§ **Input rows**:

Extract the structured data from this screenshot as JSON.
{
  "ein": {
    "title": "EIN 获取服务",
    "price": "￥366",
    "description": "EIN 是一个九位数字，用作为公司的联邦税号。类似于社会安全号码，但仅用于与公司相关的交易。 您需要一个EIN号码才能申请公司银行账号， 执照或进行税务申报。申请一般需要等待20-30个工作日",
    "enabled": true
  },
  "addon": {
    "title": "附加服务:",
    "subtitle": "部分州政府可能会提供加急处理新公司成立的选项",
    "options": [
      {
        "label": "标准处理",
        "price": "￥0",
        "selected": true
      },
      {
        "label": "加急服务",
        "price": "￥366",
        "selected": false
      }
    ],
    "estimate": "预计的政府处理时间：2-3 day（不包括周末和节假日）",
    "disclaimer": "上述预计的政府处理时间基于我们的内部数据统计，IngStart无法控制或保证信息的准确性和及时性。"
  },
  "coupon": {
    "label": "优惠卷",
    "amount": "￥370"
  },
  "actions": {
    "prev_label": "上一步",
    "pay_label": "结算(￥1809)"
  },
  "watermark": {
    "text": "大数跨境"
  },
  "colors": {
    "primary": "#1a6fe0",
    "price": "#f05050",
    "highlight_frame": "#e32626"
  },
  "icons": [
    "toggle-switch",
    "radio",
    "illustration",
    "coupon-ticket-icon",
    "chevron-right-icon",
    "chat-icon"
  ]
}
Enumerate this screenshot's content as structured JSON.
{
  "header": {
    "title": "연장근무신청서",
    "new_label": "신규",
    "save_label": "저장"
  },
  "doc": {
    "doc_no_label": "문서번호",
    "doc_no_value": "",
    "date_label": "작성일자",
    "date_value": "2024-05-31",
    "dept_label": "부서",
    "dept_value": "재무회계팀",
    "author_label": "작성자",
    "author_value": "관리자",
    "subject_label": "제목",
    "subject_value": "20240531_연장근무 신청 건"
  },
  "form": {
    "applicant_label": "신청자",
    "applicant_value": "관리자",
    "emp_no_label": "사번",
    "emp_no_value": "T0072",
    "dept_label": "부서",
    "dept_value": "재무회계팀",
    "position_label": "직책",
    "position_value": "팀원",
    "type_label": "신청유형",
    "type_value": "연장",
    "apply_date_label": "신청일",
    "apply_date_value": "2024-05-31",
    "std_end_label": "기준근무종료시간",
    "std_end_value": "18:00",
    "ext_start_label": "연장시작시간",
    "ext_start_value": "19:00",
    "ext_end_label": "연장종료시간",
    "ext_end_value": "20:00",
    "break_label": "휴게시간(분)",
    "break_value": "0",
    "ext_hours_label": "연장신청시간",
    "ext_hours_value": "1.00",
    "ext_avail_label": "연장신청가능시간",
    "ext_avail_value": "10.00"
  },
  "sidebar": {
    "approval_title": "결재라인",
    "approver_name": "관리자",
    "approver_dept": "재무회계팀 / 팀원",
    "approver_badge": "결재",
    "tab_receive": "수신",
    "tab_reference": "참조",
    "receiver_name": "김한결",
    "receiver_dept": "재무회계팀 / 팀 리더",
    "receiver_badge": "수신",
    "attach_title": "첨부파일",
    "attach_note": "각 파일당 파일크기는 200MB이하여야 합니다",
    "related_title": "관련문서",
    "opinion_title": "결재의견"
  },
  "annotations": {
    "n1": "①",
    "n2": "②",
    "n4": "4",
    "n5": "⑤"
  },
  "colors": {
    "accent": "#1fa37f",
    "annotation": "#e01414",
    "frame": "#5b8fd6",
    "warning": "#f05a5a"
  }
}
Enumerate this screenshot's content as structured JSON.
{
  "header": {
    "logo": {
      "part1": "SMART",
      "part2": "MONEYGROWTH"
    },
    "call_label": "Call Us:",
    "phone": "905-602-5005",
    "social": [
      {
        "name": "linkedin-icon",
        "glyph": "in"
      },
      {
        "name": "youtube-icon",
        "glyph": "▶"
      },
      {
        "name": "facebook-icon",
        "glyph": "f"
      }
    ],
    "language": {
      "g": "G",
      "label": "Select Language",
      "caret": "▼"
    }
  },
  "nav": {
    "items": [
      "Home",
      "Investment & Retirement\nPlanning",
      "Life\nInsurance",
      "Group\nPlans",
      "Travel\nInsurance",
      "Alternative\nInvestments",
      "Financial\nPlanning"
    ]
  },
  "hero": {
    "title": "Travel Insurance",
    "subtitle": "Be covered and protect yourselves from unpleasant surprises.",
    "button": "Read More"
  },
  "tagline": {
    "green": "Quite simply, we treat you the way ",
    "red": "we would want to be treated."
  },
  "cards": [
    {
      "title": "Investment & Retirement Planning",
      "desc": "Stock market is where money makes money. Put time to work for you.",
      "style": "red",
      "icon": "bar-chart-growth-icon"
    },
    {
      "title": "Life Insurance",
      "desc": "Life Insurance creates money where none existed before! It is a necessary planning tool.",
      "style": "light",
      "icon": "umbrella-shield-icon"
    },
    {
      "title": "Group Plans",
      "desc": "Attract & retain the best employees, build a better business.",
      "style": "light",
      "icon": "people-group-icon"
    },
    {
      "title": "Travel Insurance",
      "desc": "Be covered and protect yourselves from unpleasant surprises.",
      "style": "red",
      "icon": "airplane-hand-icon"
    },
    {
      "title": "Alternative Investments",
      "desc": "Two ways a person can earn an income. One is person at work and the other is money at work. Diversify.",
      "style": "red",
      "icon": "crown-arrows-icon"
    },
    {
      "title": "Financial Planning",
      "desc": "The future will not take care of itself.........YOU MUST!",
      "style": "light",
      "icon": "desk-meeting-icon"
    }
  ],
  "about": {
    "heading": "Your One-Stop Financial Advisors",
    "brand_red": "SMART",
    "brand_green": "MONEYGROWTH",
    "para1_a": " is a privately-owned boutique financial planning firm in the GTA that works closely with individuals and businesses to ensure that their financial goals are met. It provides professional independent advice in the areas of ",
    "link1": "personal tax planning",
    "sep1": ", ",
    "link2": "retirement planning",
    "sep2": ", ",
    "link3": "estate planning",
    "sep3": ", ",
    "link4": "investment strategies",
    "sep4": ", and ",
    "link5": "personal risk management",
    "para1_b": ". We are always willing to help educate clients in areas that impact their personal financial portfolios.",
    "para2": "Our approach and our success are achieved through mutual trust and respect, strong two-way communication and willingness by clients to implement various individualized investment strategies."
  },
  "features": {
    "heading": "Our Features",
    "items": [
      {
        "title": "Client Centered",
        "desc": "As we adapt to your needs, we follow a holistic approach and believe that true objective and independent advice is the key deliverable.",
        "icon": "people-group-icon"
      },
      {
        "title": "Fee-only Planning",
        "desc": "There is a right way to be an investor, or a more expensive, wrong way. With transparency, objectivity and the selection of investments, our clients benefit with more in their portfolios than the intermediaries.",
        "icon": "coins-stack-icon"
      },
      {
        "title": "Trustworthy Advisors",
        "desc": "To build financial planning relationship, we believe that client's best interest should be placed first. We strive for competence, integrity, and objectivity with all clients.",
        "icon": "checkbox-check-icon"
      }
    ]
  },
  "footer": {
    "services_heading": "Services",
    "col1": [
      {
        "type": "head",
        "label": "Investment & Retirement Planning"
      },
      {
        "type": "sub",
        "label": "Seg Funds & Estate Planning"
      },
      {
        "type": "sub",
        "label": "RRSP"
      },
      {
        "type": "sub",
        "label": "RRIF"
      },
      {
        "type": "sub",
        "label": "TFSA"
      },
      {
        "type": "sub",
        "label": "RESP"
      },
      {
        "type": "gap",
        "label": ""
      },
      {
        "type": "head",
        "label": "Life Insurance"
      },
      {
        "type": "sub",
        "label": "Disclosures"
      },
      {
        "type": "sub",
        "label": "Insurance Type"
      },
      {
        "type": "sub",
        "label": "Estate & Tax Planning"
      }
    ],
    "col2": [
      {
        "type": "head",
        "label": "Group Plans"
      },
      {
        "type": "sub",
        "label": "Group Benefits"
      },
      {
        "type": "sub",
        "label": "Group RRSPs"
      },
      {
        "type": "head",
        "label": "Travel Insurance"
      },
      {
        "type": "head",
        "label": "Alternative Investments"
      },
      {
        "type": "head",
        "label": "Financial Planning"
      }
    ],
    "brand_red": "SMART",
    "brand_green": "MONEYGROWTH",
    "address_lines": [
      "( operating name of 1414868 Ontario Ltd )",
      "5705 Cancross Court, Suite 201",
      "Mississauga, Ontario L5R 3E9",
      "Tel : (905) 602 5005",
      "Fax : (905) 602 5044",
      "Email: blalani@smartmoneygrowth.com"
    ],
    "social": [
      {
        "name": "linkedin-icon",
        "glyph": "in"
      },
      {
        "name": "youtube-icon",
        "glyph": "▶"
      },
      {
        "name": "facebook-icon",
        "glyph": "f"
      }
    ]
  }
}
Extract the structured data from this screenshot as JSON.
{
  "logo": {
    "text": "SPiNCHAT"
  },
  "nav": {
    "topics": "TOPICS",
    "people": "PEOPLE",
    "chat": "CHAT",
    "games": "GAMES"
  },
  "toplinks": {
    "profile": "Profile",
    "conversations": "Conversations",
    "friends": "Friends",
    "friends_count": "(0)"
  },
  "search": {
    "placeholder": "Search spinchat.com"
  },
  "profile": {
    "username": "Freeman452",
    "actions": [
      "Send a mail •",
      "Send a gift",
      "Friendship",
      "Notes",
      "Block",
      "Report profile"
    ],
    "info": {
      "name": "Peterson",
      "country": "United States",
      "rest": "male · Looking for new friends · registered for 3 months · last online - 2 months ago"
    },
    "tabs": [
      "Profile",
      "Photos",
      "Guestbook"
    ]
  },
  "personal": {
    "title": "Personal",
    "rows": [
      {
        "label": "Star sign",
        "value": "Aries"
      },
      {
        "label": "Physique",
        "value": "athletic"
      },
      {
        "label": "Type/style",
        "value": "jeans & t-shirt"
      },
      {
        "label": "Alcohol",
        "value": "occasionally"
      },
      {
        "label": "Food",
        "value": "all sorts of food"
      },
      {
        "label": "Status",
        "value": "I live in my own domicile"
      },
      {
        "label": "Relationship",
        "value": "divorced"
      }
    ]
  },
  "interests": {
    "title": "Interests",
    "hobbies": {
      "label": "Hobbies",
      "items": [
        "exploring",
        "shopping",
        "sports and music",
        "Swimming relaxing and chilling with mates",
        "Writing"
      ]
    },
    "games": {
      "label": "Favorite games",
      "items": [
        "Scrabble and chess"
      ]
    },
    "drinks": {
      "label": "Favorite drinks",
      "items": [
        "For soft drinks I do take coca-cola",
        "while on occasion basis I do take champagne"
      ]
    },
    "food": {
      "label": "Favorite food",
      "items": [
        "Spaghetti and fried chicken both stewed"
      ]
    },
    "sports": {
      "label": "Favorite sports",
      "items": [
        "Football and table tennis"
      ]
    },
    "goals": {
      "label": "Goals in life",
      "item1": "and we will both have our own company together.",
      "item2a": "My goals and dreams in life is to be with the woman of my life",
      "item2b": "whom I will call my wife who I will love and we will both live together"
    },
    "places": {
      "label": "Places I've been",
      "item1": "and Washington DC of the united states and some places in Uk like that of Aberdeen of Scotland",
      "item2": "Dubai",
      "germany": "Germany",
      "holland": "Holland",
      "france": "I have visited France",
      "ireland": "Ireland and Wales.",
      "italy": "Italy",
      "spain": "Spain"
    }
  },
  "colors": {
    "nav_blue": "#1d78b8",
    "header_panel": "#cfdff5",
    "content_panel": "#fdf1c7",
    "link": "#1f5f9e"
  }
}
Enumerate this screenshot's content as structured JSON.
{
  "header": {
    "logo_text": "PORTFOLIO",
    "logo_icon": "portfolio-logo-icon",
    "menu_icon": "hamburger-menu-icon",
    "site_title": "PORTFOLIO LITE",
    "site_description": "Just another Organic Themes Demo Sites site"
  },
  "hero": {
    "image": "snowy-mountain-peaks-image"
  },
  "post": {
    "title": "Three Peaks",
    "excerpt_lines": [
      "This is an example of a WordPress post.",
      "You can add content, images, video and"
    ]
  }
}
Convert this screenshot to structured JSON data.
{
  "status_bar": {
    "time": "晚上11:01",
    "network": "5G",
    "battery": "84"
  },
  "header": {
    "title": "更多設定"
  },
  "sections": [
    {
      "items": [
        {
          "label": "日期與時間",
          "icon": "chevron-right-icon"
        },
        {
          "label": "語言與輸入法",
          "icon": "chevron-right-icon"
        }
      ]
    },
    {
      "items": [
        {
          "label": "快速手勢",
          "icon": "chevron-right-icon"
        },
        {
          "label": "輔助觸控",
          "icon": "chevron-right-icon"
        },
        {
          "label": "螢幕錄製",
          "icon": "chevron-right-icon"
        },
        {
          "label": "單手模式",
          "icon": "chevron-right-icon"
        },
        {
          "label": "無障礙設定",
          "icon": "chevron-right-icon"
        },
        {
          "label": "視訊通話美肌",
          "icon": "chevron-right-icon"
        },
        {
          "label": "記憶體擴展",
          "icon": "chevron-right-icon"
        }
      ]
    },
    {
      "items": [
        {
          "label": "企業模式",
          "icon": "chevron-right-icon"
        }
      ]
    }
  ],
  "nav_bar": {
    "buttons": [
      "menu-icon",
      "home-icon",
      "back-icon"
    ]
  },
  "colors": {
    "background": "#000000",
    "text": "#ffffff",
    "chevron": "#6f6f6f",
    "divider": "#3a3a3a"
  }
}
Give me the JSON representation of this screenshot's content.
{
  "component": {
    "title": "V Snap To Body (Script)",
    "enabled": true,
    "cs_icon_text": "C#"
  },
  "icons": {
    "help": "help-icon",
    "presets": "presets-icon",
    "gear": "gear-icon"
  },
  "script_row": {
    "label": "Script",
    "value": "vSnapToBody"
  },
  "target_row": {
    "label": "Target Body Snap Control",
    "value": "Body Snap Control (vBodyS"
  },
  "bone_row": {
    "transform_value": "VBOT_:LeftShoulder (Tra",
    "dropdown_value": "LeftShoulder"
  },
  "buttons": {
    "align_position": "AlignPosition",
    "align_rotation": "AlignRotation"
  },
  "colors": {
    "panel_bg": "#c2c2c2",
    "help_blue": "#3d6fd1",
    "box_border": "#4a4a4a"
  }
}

§ **Objective**:
From the data above, gather every line that includes the word "post".

§ **Reply**:
  "post": {
      "This is an example of a WordPress post.",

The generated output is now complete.